Stored data
* * *

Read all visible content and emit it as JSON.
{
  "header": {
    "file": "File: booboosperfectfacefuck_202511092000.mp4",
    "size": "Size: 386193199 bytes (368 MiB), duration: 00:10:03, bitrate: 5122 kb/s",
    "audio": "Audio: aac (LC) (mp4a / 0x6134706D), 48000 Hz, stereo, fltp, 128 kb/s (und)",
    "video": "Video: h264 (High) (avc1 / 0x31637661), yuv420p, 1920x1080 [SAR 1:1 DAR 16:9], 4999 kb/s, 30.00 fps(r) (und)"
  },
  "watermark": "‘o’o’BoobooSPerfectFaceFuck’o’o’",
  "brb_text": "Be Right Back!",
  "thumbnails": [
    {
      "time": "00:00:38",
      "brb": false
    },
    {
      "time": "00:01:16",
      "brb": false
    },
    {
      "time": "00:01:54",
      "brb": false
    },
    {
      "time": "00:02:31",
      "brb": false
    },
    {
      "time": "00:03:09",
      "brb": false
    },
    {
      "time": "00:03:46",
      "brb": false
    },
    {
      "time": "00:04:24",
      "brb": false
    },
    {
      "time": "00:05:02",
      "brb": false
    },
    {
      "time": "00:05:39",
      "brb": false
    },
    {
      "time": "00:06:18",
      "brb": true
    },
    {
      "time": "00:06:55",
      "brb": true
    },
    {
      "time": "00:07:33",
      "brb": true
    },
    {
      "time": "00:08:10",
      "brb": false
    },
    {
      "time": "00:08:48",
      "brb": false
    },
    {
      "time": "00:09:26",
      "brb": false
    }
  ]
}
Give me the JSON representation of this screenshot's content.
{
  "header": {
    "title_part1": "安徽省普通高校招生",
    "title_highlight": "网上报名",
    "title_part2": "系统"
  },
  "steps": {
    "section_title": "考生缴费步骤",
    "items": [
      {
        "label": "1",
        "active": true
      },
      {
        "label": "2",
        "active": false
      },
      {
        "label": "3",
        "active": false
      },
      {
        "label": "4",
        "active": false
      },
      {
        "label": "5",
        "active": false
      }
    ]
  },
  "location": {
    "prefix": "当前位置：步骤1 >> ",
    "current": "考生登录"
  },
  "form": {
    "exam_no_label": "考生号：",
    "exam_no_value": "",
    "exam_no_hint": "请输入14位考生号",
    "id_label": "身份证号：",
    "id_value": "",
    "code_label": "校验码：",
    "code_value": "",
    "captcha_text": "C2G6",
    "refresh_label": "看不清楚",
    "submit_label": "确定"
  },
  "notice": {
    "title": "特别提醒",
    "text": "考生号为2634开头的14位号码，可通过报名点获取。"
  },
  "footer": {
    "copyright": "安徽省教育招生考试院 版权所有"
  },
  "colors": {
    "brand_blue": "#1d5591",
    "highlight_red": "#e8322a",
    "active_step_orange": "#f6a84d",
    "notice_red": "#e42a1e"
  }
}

* * *

_WORK REQUIRED_
What number of lines in the records contain the word "content"? Answer with that number alone.

_WORKED SOLUTION_
2